=== Exercise requirements ===
Transcribe every line exactly and omit anything that is a picture.

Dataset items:
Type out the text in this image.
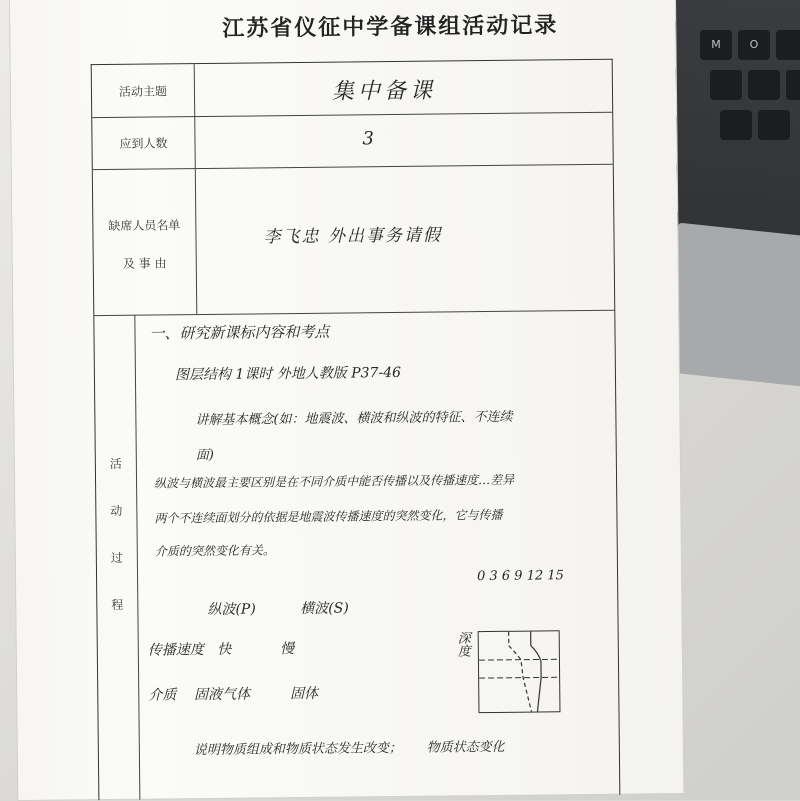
M	O
江苏省仪征中学备课组活动记录
活动主题	集中备课
应到人数	3
缺席人员名单
及 事 由
李飞忠 外出事务请假
活
动
过
程
一、研究新课标内容和考点
图层结构 1课时 外地人教版 P37-46
讲解基本概念(如：地震波、横波和纵波的特征、不连续
面)
纵波与横波最主要区别是在不同介质中能否传播以及传播速度…差异
两个不连续面划分的依据是地震波传播速度的突然变化，它与传播
介质的突然变化有关。
纵波(P)          横波(S)
传播速度   快           慢
介质    固液气体         固体
说明物质组成和物质状态发生改变；      物质状态变化
0 3 6 9 12 15
深度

=== Answer to this task ===
Type out the text in this image.
M	O
江苏省仪征中学备课组活动记录
活动主题	集中备课
应到人数	3
缺席人员名单
及 事 由
李飞忠 外出事务请假
活
动
过
程
一、研究新课标内容和考点
图层结构 1课时 外地人教版 P37-46
讲解基本概念(如：地震波、横波和纵波的特征、不连续
面)
纵波与横波最主要区别是在不同介质中能否传播以及传播速度…差异
两个不连续面划分的依据是地震波传播速度的突然变化，它与传播
介质的突然变化有关。
纵波(P)          横波(S)
传播速度   快           慢
介质    固液气体         固体
说明物质组成和物质状态发生改变；      物质状态变化
0 3 6 9 12 15
深度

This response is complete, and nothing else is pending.